* **Data supplied**:
>> BEGIN

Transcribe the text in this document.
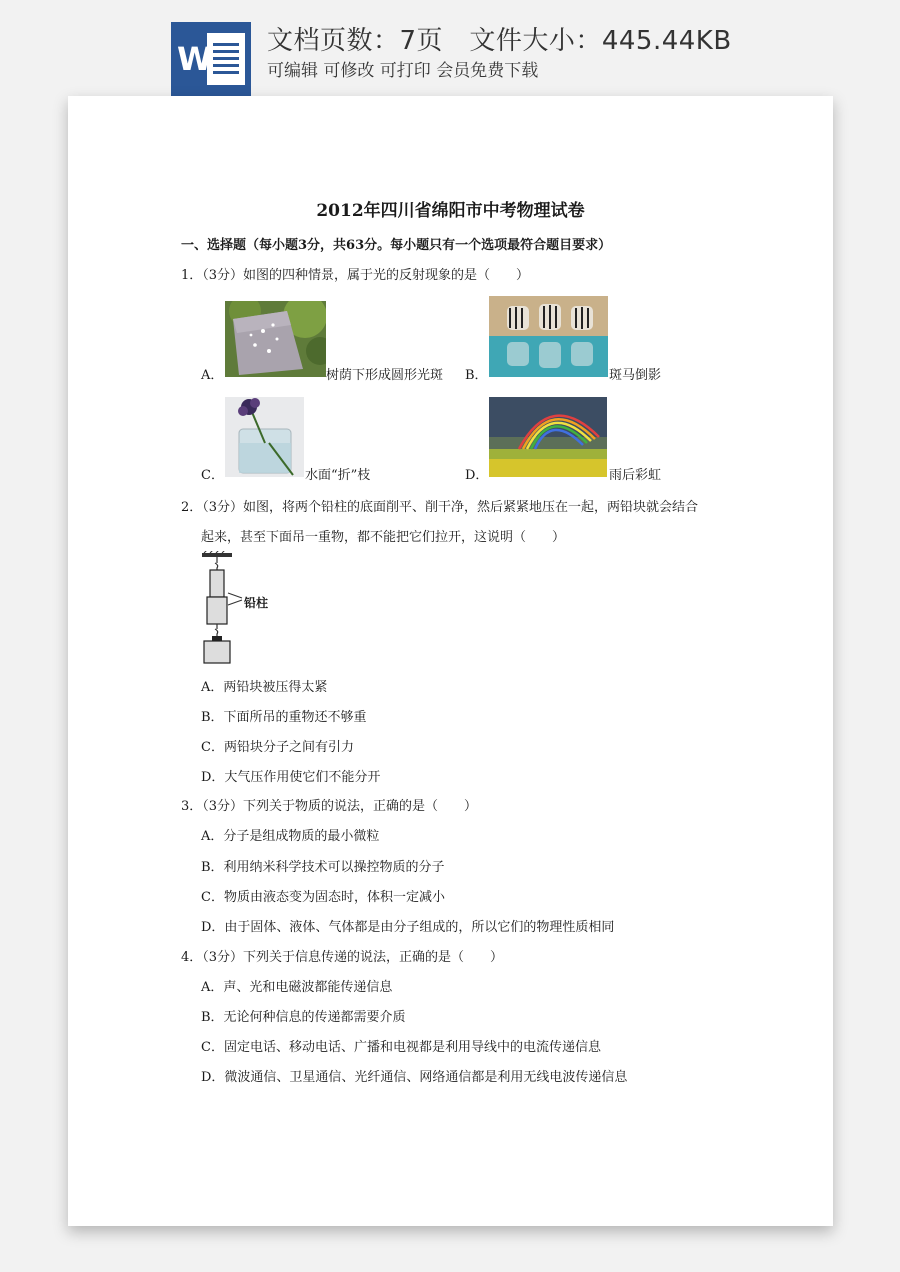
W 文档页数：7页   文件大小：445.44KB
可编辑 可修改 可打印 会员免费下载
2012年四川省绵阳市中考物理试卷
一、选择题（每小题3分，共63分。每小题只有一个选项最符合题目要求）
1．（3分）如图的四种情景，属于光的反射现象的是（　　）
A．	树荫下形成圆形光斑 B．	斑马倒影
C．	水面“折”枝	D．	雨后彩虹
2．（3分）如图，将两个铅柱的底面削平、削干净，然后紧紧地压在一起，两铅块就会结合
起来，甚至下面吊一重物，都不能把它们拉开，这说明（　　）
铅柱
A．两铅块被压得太紧
B．下面所吊的重物还不够重
C．两铅块分子之间有引力
D．大气压作用使它们不能分开
3．（3分）下列关于物质的说法，正确的是（　　）
A．分子是组成物质的最小微粒
B．利用纳米科学技术可以操控物质的分子
C．物质由液态变为固态时，体积一定减小
D．由于固体、液体、气体都是由分子组成的，所以它们的物理性质相同
4．（3分）下列关于信息传递的说法，正确的是（　　）
A．声、光和电磁波都能传递信息
B．无论何种信息的传递都需要介质
C．固定电话、移动电话、广播和电视都是利用导线中的电流传递信息
D．微波通信、卫星通信、光纤通信、网络通信都是利用无线电波传递信息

>> END

* **Written request**: Set down all the data again exactly as above, pictures excluded.

* **Solution below**:
Transcribe the text in this document.
W 文档页数：7页   文件大小：445.44KB
可编辑 可修改 可打印 会员免费下载
2012年四川省绵阳市中考物理试卷
一、选择题（每小题3分，共63分。每小题只有一个选项最符合题目要求）
1．（3分）如图的四种情景，属于光的反射现象的是（　　）
A．	树荫下形成圆形光斑 B．	斑马倒影
C．	水面“折”枝	D．	雨后彩虹
2．（3分）如图，将两个铅柱的底面削平、削干净，然后紧紧地压在一起，两铅块就会结合
起来，甚至下面吊一重物，都不能把它们拉开，这说明（　　）
铅柱
A．两铅块被压得太紧
B．下面所吊的重物还不够重
C．两铅块分子之间有引力
D．大气压作用使它们不能分开
3．（3分）下列关于物质的说法，正确的是（　　）
A．分子是组成物质的最小微粒
B．利用纳米科学技术可以操控物质的分子
C．物质由液态变为固态时，体积一定减小
D．由于固体、液体、气体都是由分子组成的，所以它们的物理性质相同
4．（3分）下列关于信息传递的说法，正确的是（　　）
A．声、光和电磁波都能传递信息
B．无论何种信息的传递都需要介质
C．固定电话、移动电话、广播和电视都是利用导线中的电流传递信息
D．微波通信、卫星通信、光纤通信、网络通信都是利用无线电波传递信息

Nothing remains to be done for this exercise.